-- Your task --
Below are records. Count every line containing the word "name" and give the number alone.

-- Records for processing --
--- --- ---
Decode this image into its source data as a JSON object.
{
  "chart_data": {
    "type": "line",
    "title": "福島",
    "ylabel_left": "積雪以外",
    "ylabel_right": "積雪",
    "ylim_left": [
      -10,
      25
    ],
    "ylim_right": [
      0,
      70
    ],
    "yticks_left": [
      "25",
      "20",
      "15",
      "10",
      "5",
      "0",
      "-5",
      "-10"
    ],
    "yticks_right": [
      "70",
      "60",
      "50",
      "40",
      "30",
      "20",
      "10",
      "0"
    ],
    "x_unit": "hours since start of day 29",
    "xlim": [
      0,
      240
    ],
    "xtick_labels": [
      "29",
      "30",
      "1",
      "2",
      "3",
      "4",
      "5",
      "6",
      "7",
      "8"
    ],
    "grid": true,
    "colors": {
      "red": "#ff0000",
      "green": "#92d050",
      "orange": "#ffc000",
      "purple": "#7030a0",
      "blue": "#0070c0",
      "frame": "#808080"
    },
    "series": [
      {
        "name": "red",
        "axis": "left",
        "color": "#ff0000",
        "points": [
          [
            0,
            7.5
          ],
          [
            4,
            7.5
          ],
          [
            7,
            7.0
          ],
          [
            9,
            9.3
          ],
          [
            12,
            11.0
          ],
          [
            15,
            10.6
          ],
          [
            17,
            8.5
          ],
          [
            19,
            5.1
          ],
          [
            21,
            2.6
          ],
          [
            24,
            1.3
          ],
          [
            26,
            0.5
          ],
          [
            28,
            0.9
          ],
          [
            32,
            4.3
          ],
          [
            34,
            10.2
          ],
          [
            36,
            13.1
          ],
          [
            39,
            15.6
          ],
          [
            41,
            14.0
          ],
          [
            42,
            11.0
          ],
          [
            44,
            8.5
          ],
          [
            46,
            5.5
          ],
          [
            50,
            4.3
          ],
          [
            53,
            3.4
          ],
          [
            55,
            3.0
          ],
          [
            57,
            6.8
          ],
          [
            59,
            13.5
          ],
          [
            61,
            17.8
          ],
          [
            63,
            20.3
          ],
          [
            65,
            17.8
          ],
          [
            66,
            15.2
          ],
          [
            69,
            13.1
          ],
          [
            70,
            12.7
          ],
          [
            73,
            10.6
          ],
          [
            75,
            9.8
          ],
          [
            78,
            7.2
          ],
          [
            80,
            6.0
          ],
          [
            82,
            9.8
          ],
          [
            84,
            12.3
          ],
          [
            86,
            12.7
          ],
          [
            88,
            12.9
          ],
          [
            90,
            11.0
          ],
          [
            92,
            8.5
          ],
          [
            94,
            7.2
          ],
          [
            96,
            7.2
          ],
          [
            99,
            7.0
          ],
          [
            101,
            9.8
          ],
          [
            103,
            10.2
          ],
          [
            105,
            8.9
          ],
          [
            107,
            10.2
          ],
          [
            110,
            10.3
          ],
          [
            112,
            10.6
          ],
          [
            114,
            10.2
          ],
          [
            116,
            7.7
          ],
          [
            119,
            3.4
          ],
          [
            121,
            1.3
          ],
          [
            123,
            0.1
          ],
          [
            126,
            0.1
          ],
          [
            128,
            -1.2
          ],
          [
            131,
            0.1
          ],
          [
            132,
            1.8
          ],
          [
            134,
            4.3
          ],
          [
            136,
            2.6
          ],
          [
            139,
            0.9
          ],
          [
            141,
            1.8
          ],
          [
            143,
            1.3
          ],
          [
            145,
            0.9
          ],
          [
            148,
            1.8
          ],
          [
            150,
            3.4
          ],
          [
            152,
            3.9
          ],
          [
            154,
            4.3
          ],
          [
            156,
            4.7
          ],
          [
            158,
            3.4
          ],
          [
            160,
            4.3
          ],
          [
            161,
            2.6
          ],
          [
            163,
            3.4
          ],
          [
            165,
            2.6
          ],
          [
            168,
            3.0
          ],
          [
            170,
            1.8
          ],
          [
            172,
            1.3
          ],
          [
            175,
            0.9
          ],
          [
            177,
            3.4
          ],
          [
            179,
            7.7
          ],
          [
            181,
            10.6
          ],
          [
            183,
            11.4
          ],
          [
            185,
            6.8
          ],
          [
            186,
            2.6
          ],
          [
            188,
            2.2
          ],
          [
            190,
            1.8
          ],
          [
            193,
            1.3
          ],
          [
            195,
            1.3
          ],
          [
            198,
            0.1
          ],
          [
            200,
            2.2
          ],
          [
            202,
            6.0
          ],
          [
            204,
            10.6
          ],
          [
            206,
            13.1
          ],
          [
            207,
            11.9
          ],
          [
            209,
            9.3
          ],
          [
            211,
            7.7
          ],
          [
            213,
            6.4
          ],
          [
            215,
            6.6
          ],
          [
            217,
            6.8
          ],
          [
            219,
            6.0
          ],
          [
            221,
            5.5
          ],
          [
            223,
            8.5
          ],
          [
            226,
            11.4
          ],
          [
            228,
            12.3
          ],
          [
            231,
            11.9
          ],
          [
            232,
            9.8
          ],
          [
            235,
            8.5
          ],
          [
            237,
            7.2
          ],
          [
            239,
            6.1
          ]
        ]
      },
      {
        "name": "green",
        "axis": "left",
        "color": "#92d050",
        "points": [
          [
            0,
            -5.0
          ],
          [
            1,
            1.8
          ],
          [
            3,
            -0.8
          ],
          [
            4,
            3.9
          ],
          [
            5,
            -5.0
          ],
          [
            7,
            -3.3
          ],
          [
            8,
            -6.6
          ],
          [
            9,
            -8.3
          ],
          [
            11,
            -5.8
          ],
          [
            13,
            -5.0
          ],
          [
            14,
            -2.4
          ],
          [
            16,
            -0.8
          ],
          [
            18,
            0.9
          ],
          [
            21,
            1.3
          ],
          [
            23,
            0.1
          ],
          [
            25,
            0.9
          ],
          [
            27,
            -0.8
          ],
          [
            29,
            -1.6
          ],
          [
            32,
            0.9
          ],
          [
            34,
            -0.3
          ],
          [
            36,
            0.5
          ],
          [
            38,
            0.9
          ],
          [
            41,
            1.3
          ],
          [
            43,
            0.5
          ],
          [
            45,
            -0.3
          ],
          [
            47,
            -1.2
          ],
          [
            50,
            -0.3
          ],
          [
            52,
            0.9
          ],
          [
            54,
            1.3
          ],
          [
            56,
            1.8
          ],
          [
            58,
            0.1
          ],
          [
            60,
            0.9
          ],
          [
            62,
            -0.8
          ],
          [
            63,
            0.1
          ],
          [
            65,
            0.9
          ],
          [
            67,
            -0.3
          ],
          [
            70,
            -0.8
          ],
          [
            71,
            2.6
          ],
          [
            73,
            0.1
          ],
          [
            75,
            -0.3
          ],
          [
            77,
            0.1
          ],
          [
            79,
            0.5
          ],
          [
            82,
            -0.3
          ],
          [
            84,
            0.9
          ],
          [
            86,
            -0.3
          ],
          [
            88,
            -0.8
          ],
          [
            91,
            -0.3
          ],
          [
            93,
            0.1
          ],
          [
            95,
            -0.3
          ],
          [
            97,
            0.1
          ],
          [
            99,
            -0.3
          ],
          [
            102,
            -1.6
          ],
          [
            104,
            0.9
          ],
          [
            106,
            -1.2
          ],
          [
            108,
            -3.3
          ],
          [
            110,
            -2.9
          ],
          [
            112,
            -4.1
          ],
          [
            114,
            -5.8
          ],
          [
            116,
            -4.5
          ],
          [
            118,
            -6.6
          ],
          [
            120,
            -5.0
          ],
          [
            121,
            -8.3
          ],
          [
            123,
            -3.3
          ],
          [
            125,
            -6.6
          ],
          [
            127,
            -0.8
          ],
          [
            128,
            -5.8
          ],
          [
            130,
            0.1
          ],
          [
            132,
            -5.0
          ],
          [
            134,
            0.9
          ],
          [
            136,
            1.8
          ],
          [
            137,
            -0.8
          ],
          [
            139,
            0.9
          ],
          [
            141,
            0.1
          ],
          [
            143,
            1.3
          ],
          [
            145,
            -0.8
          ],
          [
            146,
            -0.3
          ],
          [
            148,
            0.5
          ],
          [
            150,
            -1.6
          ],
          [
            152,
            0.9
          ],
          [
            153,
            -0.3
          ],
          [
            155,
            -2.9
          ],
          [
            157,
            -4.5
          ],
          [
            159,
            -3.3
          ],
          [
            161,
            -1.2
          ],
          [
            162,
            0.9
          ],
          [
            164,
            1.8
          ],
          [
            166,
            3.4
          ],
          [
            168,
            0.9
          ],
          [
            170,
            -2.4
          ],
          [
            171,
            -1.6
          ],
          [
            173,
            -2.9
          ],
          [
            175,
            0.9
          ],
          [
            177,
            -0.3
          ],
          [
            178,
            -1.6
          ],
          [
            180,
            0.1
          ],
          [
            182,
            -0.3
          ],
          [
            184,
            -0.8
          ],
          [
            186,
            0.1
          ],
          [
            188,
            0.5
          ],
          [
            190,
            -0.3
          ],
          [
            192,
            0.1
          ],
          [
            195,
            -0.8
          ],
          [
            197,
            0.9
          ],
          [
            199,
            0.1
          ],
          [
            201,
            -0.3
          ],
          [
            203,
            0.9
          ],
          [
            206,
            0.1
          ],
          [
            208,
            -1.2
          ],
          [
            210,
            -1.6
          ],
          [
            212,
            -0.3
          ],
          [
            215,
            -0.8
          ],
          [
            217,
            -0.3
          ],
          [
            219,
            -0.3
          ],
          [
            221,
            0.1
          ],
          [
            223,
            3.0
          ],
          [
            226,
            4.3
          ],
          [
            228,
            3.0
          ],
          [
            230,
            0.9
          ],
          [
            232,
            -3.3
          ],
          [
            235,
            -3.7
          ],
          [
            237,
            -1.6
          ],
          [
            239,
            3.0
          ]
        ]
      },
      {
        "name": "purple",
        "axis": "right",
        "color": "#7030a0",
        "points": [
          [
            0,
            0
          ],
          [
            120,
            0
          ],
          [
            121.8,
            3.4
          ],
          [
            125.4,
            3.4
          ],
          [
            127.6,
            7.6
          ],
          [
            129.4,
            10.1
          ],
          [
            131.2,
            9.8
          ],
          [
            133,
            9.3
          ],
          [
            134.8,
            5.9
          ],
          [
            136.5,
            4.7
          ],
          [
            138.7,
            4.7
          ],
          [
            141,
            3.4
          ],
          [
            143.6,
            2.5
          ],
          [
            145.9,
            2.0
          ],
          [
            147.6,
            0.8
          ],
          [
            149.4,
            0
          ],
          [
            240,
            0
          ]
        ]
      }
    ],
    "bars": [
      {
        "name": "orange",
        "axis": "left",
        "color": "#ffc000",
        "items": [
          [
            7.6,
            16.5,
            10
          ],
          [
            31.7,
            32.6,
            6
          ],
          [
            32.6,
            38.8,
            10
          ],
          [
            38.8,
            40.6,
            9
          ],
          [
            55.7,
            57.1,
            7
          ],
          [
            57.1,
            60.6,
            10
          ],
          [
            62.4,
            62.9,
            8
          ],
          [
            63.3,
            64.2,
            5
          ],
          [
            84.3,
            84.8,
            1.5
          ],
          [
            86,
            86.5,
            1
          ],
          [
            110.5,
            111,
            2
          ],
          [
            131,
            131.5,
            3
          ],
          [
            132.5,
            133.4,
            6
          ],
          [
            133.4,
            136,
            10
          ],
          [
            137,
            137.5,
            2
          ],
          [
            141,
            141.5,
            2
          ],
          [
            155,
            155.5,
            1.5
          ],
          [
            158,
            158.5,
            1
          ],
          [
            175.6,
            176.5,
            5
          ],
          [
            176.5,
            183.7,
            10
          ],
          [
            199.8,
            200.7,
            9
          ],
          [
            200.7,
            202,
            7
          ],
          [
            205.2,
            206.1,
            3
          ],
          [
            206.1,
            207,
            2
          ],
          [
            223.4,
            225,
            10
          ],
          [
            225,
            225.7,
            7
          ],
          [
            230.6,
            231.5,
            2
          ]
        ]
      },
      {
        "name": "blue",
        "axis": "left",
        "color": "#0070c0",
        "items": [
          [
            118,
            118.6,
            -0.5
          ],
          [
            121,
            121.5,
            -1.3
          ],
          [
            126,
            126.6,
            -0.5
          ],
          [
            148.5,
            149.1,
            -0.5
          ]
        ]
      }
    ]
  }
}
--- --- ---
-- Exercise result --
5